CHALLENGE: Locate each line below that includes "icon" and reproduce it.

>> Start PROVIDED ENTRIES

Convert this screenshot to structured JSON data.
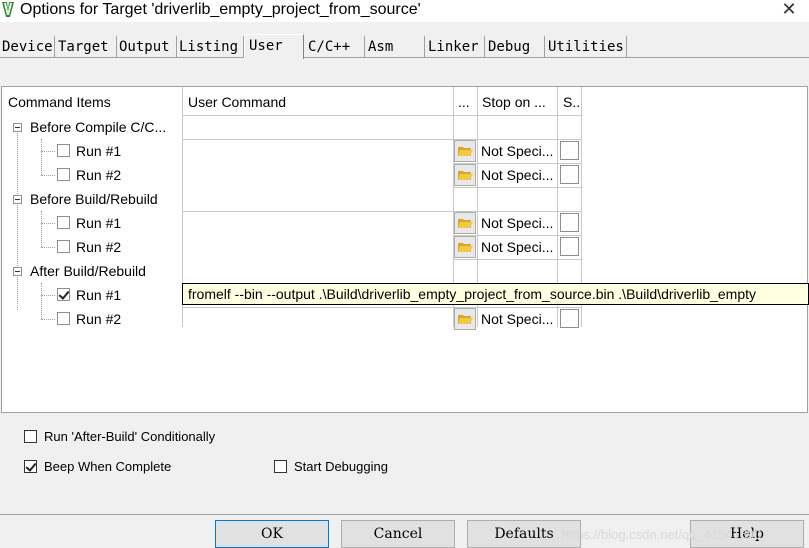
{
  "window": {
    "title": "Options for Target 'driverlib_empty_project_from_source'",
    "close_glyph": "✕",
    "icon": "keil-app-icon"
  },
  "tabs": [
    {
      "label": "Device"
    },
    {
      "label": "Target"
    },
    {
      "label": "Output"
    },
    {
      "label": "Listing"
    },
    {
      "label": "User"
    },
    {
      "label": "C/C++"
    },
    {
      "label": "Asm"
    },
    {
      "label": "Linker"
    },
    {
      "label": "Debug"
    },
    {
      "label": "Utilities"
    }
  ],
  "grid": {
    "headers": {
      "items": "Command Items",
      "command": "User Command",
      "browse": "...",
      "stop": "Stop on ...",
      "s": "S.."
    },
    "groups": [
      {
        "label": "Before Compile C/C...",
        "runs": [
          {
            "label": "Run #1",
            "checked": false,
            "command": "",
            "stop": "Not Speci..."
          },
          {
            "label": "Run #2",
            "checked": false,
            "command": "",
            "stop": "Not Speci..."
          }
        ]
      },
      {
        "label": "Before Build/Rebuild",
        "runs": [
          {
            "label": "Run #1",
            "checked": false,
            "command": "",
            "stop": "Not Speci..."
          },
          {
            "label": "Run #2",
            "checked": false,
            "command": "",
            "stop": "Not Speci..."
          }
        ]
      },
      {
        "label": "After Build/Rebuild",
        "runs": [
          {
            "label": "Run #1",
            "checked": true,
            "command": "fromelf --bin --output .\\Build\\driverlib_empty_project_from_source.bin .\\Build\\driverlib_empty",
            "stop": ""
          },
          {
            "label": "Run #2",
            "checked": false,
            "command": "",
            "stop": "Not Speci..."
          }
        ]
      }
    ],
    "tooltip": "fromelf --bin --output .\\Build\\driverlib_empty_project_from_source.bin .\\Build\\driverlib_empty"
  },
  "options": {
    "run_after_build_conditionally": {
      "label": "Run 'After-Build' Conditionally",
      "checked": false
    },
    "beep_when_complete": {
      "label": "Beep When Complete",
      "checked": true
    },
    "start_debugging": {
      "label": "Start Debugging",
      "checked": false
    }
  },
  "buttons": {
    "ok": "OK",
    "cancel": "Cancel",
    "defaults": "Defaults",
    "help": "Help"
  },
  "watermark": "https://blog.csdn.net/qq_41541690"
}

>> End PROVIDED ENTRIES
>> Start PROVIDED ENTRIES

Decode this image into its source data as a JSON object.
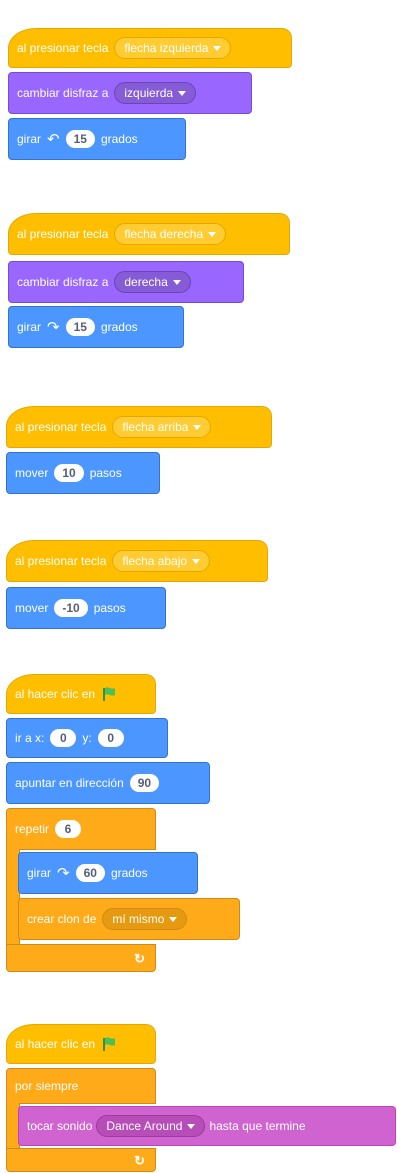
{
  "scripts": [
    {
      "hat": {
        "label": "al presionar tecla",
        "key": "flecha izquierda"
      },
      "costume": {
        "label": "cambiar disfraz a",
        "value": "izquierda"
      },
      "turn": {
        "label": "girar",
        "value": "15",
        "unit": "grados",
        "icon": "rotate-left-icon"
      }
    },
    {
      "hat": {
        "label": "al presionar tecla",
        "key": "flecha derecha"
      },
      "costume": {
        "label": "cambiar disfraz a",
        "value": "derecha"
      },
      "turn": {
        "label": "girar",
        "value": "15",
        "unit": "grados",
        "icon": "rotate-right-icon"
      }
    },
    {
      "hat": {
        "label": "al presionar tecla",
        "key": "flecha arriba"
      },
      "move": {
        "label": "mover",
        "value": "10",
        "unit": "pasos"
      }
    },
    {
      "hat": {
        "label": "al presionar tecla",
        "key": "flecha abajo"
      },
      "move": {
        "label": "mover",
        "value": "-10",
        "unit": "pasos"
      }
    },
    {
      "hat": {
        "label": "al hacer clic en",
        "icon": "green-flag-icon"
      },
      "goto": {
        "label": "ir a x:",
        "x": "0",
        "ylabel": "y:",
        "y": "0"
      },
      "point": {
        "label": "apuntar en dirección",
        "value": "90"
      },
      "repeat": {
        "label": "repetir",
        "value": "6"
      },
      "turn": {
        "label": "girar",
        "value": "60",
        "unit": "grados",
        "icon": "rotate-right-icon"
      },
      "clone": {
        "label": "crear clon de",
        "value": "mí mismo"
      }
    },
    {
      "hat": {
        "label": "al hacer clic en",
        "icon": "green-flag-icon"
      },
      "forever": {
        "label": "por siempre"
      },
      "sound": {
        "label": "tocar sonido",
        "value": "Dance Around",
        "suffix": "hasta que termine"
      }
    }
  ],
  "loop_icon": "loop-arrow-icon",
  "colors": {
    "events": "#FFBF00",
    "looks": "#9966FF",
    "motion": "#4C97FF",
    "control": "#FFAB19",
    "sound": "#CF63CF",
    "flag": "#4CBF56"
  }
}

>> End PROVIDED ENTRIES
>> Start PROVIDED ENTRIES

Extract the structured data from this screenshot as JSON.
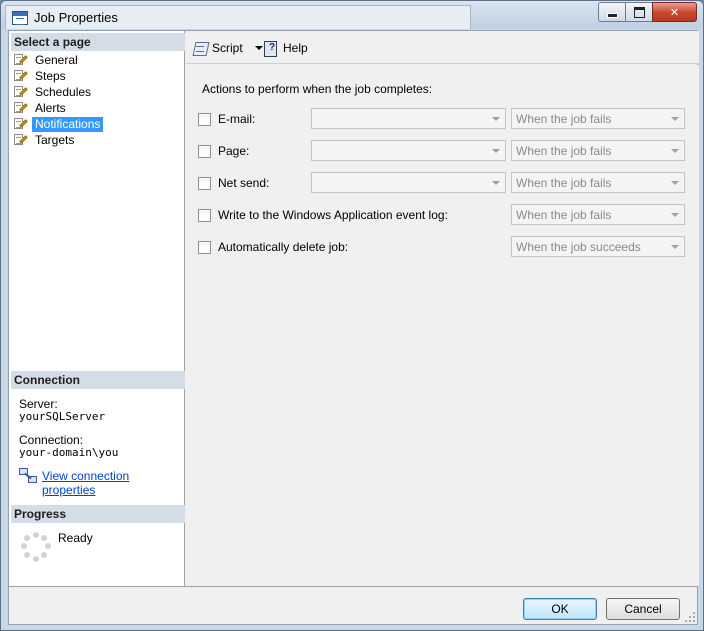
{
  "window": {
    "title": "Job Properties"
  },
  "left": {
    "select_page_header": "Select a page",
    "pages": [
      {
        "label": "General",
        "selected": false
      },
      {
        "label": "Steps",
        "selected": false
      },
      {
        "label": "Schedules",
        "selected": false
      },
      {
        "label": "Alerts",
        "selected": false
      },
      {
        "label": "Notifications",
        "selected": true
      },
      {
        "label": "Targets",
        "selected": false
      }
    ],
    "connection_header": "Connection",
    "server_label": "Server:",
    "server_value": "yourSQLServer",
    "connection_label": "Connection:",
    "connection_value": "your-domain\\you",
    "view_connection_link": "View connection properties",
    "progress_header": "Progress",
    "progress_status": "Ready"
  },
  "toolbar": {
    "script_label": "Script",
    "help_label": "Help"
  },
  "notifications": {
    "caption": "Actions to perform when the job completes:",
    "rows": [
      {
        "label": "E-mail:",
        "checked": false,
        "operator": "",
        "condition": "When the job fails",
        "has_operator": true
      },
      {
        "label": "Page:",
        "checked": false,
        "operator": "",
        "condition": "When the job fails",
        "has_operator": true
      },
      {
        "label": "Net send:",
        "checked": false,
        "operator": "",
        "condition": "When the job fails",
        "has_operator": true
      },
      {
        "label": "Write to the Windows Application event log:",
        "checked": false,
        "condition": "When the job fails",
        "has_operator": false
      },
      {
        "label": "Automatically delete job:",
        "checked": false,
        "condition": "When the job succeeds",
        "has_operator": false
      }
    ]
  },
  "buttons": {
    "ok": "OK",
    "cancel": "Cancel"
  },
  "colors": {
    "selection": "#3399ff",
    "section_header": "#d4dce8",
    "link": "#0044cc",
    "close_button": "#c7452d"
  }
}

>> End PROVIDED ENTRIES

EXERCISE OUTPUT:
    "icon": "keil-app-icon"
        "icon": "rotate-left-icon"
        "icon": "rotate-right-icon"
        "icon": "green-flag-icon"
        "icon": "rotate-right-icon"
        "icon": "green-flag-icon"
  "loop_icon": "loop-arrow-icon",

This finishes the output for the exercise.